[DATA FOR PROCESSING]
--- START ---
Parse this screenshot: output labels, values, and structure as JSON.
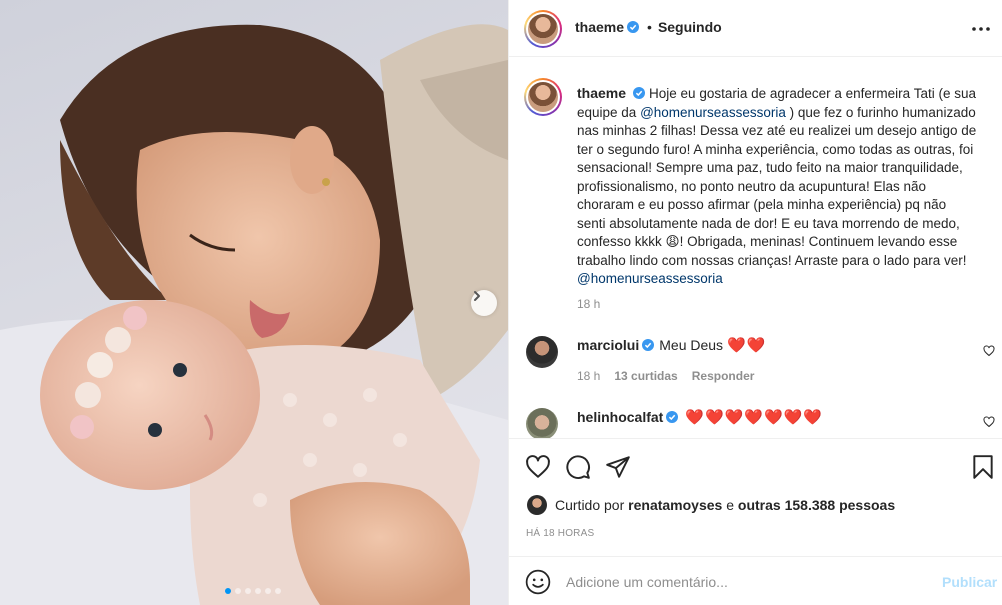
{
  "post": {
    "username": "thaeme",
    "follow_status": "Seguindo",
    "separator": "•",
    "more_icon": "more-horizontal-icon",
    "carousel": {
      "count": 6,
      "active_index": 0
    }
  },
  "caption": {
    "username": "thaeme",
    "text_1": "Hoje eu gostaria de agradecer a enfermeira Tati (e sua equipe da ",
    "mention_1": "@homenurseassessoria",
    "text_2": " ) que fez o furinho humanizado nas minhas 2 filhas! Dessa vez até eu realizei um desejo antigo de ter o segundo furo! A minha experiência, como todas as outras, foi sensacional! Sempre uma paz, tudo feito na maior tranquilidade, profissionalismo, no ponto neutro da acupuntura! Elas não choraram e eu posso afirmar (pela minha experiência) pq não senti absolutamente nada de dor! E eu tava morrendo de medo, confesso kkkk 😩! Obrigada, meninas! Continuem levando esse trabalho lindo com nossas crianças! Arraste para o lado para ver!",
    "mention_2": "@homenurseassessoria",
    "time": "18 h"
  },
  "comments": [
    {
      "username": "marciolui",
      "verified": true,
      "text": "Meu Deus",
      "emoji": "❤️❤️",
      "time": "18 h",
      "likes": "13 curtidas",
      "reply_label": "Responder"
    },
    {
      "username": "helinhocalfat",
      "verified": true,
      "text": "",
      "emoji": "❤️❤️❤️❤️❤️❤️❤️"
    }
  ],
  "actions": {
    "like_icon": "heart-icon",
    "comment_icon": "comment-icon",
    "share_icon": "paper-plane-icon",
    "save_icon": "bookmark-icon"
  },
  "likes": {
    "prefix": "Curtido por ",
    "user": "renatamoyses",
    "middle": " e ",
    "others": "outras 158.388 pessoas"
  },
  "timestamp": "HÁ 18 HORAS",
  "add_comment": {
    "placeholder": "Adicione um comentário...",
    "post_label": "Publicar",
    "emoji_icon": "smiley-icon"
  },
  "colors": {
    "verified": "#3897f0",
    "link": "#00376b",
    "publish_disabled": "#b2dffc",
    "heart": "#ed1c24"
  }
}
--- END ---
[STATED PROBLEM]
Reproduce all the records verbatim, excluding images.

[THE RESPONSE]
Parse this screenshot: output labels, values, and structure as JSON.
{
  "post": {
    "username": "thaeme",
    "follow_status": "Seguindo",
    "separator": "•",
    "more_icon": "more-horizontal-icon",
    "carousel": {
      "count": 6,
      "active_index": 0
    }
  },
  "caption": {
    "username": "thaeme",
    "text_1": "Hoje eu gostaria de agradecer a enfermeira Tati (e sua equipe da ",
    "mention_1": "@homenurseassessoria",
    "text_2": " ) que fez o furinho humanizado nas minhas 2 filhas! Dessa vez até eu realizei um desejo antigo de ter o segundo furo! A minha experiência, como todas as outras, foi sensacional! Sempre uma paz, tudo feito na maior tranquilidade, profissionalismo, no ponto neutro da acupuntura! Elas não choraram e eu posso afirmar (pela minha experiência) pq não senti absolutamente nada de dor! E eu tava morrendo de medo, confesso kkkk 😩! Obrigada, meninas! Continuem levando esse trabalho lindo com nossas crianças! Arraste para o lado para ver!",
    "mention_2": "@homenurseassessoria",
    "time": "18 h"
  },
  "comments": [
    {
      "username": "marciolui",
      "verified": true,
      "text": "Meu Deus",
      "emoji": "❤️❤️",
      "time": "18 h",
      "likes": "13 curtidas",
      "reply_label": "Responder"
    },
    {
      "username": "helinhocalfat",
      "verified": true,
      "text": "",
      "emoji": "❤️❤️❤️❤️❤️❤️❤️"
    }
  ],
  "actions": {
    "like_icon": "heart-icon",
    "comment_icon": "comment-icon",
    "share_icon": "paper-plane-icon",
    "save_icon": "bookmark-icon"
  },
  "likes": {
    "prefix": "Curtido por ",
    "user": "renatamoyses",
    "middle": " e ",
    "others": "outras 158.388 pessoas"
  },
  "timestamp": "HÁ 18 HORAS",
  "add_comment": {
    "placeholder": "Adicione um comentário...",
    "post_label": "Publicar",
    "emoji_icon": "smiley-icon"
  },
  "colors": {
    "verified": "#3897f0",
    "link": "#00376b",
    "publish_disabled": "#b2dffc",
    "heart": "#ed1c24"
  }
}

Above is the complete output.